_What the exercise asks_
Filter the listing below, copying every line in which the word "with" appears.

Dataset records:
********************
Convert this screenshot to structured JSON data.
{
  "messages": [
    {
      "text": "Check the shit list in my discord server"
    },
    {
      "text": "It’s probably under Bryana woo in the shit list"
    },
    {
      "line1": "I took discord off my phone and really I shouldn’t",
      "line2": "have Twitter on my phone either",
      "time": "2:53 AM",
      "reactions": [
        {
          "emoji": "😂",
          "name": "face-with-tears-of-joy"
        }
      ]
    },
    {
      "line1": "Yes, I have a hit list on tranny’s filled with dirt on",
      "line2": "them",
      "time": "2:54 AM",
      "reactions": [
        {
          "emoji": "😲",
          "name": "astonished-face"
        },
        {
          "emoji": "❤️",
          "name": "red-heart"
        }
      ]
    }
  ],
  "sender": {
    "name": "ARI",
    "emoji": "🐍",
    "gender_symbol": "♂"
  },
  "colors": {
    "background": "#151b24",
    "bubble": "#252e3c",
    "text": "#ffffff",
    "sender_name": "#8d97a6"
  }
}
********************
_Exercise result_
          "name": "face-with-tears-of-joy"
      "line1": "Yes, I have a hit list on tranny’s filled with dirt on",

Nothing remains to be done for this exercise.